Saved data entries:
━━━━

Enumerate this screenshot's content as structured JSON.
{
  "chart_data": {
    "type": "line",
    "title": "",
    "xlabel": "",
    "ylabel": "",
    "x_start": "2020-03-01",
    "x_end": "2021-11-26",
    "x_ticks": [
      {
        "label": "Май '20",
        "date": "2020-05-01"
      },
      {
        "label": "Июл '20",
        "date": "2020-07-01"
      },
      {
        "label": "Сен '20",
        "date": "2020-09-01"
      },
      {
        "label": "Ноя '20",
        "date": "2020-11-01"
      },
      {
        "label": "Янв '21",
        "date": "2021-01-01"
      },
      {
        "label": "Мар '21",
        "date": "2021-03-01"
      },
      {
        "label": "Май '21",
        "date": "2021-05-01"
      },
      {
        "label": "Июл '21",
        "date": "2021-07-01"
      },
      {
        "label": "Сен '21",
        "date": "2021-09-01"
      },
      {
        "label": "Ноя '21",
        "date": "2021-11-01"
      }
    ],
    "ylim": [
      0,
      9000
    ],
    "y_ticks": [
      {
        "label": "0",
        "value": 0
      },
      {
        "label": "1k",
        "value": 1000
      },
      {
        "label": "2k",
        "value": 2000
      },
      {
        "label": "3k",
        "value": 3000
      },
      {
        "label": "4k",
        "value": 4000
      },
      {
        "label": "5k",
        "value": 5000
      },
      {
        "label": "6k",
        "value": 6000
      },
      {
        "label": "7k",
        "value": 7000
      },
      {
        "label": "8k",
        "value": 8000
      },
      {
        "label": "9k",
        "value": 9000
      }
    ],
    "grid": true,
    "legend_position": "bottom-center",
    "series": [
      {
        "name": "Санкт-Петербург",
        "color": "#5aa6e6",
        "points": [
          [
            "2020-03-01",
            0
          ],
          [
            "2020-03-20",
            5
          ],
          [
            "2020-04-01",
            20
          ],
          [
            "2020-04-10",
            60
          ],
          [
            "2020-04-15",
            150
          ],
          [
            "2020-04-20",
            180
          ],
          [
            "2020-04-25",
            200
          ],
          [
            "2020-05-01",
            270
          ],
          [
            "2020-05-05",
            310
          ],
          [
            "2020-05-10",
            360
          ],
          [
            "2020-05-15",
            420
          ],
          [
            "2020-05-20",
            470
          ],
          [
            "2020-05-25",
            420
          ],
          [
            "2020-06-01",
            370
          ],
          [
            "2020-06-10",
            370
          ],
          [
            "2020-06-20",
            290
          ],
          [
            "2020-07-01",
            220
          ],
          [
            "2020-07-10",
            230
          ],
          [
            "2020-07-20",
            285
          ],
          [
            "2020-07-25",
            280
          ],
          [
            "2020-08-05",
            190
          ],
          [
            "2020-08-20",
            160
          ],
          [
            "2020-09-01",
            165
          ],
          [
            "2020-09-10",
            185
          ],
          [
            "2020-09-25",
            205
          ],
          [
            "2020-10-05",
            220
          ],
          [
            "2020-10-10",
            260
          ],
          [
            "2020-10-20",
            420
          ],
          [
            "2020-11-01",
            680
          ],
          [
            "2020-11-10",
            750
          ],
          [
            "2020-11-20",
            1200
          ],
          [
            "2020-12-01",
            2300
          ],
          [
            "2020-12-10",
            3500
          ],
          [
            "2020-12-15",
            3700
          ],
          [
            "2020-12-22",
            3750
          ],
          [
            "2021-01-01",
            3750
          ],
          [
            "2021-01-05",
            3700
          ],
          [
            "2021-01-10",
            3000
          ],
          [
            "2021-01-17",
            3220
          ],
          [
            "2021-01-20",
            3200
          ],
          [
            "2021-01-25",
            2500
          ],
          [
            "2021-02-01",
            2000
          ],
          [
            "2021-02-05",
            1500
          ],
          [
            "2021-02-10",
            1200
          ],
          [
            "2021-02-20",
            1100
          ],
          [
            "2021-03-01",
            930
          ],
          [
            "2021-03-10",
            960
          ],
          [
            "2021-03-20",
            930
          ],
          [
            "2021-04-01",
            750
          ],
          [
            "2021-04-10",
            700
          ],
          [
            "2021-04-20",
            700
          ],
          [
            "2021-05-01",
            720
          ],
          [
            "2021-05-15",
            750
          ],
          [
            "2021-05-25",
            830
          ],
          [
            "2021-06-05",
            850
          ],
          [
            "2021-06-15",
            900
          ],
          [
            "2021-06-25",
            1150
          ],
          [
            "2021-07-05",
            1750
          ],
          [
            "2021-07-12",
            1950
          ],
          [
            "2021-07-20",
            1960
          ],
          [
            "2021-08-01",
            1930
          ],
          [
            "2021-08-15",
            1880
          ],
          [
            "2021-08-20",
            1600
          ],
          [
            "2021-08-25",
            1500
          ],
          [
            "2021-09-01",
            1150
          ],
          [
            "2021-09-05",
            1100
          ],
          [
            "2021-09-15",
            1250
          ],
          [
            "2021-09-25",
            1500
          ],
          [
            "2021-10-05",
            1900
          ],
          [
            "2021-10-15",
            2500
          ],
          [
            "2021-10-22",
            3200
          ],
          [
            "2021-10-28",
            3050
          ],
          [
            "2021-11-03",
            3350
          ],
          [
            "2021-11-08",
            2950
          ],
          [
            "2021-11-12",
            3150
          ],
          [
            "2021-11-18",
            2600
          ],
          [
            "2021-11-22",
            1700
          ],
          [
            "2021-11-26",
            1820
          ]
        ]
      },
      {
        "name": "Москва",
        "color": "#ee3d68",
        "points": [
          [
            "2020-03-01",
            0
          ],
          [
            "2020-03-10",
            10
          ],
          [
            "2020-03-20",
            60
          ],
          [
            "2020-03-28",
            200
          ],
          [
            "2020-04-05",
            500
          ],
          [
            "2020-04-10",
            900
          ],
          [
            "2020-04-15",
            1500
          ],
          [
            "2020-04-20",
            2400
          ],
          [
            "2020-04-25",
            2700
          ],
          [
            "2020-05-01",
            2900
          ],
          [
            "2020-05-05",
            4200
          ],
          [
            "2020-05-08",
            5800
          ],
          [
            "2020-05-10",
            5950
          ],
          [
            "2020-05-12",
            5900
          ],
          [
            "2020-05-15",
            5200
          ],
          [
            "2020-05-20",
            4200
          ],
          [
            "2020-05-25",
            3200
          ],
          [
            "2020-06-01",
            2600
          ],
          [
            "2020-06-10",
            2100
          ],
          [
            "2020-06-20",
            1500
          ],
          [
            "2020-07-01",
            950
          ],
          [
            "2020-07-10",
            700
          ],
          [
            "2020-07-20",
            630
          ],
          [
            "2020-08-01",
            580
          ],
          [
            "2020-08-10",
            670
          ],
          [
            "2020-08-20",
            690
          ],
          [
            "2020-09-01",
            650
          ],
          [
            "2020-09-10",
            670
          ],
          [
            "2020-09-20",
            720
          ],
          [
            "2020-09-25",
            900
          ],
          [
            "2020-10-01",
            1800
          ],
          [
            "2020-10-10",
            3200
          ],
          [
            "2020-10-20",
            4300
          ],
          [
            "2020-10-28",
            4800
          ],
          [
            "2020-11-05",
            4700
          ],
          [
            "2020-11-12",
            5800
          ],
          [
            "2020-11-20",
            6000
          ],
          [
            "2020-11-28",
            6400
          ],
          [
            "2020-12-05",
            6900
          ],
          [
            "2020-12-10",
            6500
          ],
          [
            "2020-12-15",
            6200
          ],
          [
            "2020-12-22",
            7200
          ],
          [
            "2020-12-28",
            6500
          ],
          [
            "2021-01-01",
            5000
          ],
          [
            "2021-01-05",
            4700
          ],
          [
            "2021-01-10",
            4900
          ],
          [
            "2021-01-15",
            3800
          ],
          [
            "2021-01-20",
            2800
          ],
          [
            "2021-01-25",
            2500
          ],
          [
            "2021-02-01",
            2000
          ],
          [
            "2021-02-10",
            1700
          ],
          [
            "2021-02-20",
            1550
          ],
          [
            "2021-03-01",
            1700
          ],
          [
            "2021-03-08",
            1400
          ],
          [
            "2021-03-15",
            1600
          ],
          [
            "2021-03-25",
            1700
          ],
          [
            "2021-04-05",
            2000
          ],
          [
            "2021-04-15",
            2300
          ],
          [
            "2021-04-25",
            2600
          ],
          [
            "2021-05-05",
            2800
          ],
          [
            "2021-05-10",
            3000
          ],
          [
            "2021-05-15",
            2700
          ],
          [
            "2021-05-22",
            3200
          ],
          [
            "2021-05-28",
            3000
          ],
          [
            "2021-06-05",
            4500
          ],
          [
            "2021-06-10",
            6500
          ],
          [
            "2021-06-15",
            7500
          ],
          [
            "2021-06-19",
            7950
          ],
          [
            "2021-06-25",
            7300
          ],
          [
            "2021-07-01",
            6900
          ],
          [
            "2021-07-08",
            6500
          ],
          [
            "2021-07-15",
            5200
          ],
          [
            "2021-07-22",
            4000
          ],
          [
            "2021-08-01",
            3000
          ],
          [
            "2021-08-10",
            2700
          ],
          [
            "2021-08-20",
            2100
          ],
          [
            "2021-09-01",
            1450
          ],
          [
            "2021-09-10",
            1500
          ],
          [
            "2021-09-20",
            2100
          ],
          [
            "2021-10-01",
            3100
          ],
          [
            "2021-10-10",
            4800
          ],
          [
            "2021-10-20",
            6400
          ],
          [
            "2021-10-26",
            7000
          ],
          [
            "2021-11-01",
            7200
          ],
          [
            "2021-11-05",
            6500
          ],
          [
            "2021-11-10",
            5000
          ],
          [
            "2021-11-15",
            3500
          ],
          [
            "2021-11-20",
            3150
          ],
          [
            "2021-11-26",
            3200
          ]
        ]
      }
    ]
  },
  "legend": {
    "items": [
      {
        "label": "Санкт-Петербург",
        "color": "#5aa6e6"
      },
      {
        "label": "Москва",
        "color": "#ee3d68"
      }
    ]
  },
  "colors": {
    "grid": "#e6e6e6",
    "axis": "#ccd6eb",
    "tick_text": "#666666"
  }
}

━━━━

== TASK OBJECTIVE ==
For the entries above, state how many lines contain the word "Санкт". Provide the number by itself.

== WRITTEN SOLUTION ==
2